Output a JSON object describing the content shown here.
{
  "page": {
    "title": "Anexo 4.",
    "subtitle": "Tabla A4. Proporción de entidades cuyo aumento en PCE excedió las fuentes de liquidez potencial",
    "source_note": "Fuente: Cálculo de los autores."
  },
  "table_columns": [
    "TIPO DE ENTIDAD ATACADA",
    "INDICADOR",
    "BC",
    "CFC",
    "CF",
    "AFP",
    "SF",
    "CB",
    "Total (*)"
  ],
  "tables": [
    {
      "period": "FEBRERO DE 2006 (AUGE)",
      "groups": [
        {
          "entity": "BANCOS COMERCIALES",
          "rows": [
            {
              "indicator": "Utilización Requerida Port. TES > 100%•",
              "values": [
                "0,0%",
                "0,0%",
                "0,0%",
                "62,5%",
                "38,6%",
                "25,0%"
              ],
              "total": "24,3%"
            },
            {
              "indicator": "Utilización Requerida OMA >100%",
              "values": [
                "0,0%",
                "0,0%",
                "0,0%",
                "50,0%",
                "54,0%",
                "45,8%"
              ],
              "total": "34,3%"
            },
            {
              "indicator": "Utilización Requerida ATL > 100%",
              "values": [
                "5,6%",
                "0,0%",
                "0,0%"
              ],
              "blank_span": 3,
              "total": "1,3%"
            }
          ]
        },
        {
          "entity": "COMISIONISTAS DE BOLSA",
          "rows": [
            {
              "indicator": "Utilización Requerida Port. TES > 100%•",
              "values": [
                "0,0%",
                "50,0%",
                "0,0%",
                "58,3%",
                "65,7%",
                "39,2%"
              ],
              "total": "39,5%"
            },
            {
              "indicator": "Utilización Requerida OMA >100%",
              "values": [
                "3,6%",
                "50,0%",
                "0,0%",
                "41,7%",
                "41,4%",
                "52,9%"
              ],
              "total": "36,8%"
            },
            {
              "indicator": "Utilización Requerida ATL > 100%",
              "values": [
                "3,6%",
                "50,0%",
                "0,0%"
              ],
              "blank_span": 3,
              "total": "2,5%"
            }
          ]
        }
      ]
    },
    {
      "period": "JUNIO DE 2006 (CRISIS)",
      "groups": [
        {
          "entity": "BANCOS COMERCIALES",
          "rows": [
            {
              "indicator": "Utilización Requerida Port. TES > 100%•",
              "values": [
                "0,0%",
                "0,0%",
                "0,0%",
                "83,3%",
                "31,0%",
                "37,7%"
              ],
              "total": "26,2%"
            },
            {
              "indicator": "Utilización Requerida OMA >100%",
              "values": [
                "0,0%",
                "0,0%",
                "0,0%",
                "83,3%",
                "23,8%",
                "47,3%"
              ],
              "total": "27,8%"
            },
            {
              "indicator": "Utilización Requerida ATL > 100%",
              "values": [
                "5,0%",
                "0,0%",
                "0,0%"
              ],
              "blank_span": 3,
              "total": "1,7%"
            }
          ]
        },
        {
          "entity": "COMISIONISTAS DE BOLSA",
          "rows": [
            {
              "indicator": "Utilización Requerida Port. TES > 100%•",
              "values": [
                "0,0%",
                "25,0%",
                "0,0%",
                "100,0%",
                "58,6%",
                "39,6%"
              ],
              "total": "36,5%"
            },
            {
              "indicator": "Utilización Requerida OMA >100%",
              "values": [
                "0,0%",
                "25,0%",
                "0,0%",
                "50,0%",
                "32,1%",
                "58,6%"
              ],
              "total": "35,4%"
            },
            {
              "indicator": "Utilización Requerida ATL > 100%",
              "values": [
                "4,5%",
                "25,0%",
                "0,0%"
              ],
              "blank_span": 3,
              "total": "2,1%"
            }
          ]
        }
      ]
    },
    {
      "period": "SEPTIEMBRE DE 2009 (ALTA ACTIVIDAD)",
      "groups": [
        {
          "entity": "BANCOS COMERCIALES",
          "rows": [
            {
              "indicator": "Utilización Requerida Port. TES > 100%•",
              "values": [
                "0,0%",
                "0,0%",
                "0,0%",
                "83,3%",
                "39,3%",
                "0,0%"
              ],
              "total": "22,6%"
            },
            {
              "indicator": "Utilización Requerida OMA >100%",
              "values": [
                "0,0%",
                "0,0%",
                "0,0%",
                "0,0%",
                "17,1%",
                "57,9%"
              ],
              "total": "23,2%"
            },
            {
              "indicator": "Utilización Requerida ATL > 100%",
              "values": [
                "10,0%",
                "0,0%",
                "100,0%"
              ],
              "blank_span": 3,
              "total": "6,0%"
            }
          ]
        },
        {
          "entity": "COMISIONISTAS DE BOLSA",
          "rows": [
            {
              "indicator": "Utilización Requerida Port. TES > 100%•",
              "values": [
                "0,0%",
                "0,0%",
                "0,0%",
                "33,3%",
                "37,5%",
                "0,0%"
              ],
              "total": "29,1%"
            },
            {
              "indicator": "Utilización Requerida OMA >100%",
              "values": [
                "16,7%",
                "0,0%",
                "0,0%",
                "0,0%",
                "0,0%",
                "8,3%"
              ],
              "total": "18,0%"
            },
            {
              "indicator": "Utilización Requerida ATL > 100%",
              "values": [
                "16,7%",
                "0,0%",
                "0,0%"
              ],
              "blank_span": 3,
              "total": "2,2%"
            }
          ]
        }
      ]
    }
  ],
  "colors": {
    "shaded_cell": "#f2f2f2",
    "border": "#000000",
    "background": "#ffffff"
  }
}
########
Directive: Repeat each record in full; every line must match exactly.

Response to this task:
Output a JSON object describing the content shown here.
{
  "page": {
    "title": "Anexo 4.",
    "subtitle": "Tabla A4. Proporción de entidades cuyo aumento en PCE excedió las fuentes de liquidez potencial",
    "source_note": "Fuente: Cálculo de los autores."
  },
  "table_columns": [
    "TIPO DE ENTIDAD ATACADA",
    "INDICADOR",
    "BC",
    "CFC",
    "CF",
    "AFP",
    "SF",
    "CB",
    "Total (*)"
  ],
  "tables": [
    {
      "period": "FEBRERO DE 2006 (AUGE)",
      "groups": [
        {
          "entity": "BANCOS COMERCIALES",
          "rows": [
            {
              "indicator": "Utilización Requerida Port. TES > 100%•",
              "values": [
                "0,0%",
                "0,0%",
                "0,0%",
                "62,5%",
                "38,6%",
                "25,0%"
              ],
              "total": "24,3%"
            },
            {
              "indicator": "Utilización Requerida OMA >100%",
              "values": [
                "0,0%",
                "0,0%",
                "0,0%",
                "50,0%",
                "54,0%",
                "45,8%"
              ],
              "total": "34,3%"
            },
            {
              "indicator": "Utilización Requerida ATL > 100%",
              "values": [
                "5,6%",
                "0,0%",
                "0,0%"
              ],
              "blank_span": 3,
              "total": "1,3%"
            }
          ]
        },
        {
          "entity": "COMISIONISTAS DE BOLSA",
          "rows": [
            {
              "indicator": "Utilización Requerida Port. TES > 100%•",
              "values": [
                "0,0%",
                "50,0%",
                "0,0%",
                "58,3%",
                "65,7%",
                "39,2%"
              ],
              "total": "39,5%"
            },
            {
              "indicator": "Utilización Requerida OMA >100%",
              "values": [
                "3,6%",
                "50,0%",
                "0,0%",
                "41,7%",
                "41,4%",
                "52,9%"
              ],
              "total": "36,8%"
            },
            {
              "indicator": "Utilización Requerida ATL > 100%",
              "values": [
                "3,6%",
                "50,0%",
                "0,0%"
              ],
              "blank_span": 3,
              "total": "2,5%"
            }
          ]
        }
      ]
    },
    {
      "period": "JUNIO DE 2006 (CRISIS)",
      "groups": [
        {
          "entity": "BANCOS COMERCIALES",
          "rows": [
            {
              "indicator": "Utilización Requerida Port. TES > 100%•",
              "values": [
                "0,0%",
                "0,0%",
                "0,0%",
                "83,3%",
                "31,0%",
                "37,7%"
              ],
              "total": "26,2%"
            },
            {
              "indicator": "Utilización Requerida OMA >100%",
              "values": [
                "0,0%",
                "0,0%",
                "0,0%",
                "83,3%",
                "23,8%",
                "47,3%"
              ],
              "total": "27,8%"
            },
            {
              "indicator": "Utilización Requerida ATL > 100%",
              "values": [
                "5,0%",
                "0,0%",
                "0,0%"
              ],
              "blank_span": 3,
              "total": "1,7%"
            }
          ]
        },
        {
          "entity": "COMISIONISTAS DE BOLSA",
          "rows": [
            {
              "indicator": "Utilización Requerida Port. TES > 100%•",
              "values": [
                "0,0%",
                "25,0%",
                "0,0%",
                "100,0%",
                "58,6%",
                "39,6%"
              ],
              "total": "36,5%"
            },
            {
              "indicator": "Utilización Requerida OMA >100%",
              "values": [
                "0,0%",
                "25,0%",
                "0,0%",
                "50,0%",
                "32,1%",
                "58,6%"
              ],
              "total": "35,4%"
            },
            {
              "indicator": "Utilización Requerida ATL > 100%",
              "values": [
                "4,5%",
                "25,0%",
                "0,0%"
              ],
              "blank_span": 3,
              "total": "2,1%"
            }
          ]
        }
      ]
    },
    {
      "period": "SEPTIEMBRE DE 2009 (ALTA ACTIVIDAD)",
      "groups": [
        {
          "entity": "BANCOS COMERCIALES",
          "rows": [
            {
              "indicator": "Utilización Requerida Port. TES > 100%•",
              "values": [
                "0,0%",
                "0,0%",
                "0,0%",
                "83,3%",
                "39,3%",
                "0,0%"
              ],
              "total": "22,6%"
            },
            {
              "indicator": "Utilización Requerida OMA >100%",
              "values": [
                "0,0%",
                "0,0%",
                "0,0%",
                "0,0%",
                "17,1%",
                "57,9%"
              ],
              "total": "23,2%"
            },
            {
              "indicator": "Utilización Requerida ATL > 100%",
              "values": [
                "10,0%",
                "0,0%",
                "100,0%"
              ],
              "blank_span": 3,
              "total": "6,0%"
            }
          ]
        },
        {
          "entity": "COMISIONISTAS DE BOLSA",
          "rows": [
            {
              "indicator": "Utilización Requerida Port. TES > 100%•",
              "values": [
                "0,0%",
                "0,0%",
                "0,0%",
                "33,3%",
                "37,5%",
                "0,0%"
              ],
              "total": "29,1%"
            },
            {
              "indicator": "Utilización Requerida OMA >100%",
              "values": [
                "16,7%",
                "0,0%",
                "0,0%",
                "0,0%",
                "0,0%",
                "8,3%"
              ],
              "total": "18,0%"
            },
            {
              "indicator": "Utilización Requerida ATL > 100%",
              "values": [
                "16,7%",
                "0,0%",
                "0,0%"
              ],
              "blank_span": 3,
              "total": "2,2%"
            }
          ]
        }
      ]
    }
  ],
  "colors": {
    "shaded_cell": "#f2f2f2",
    "border": "#000000",
    "background": "#ffffff"
  }
}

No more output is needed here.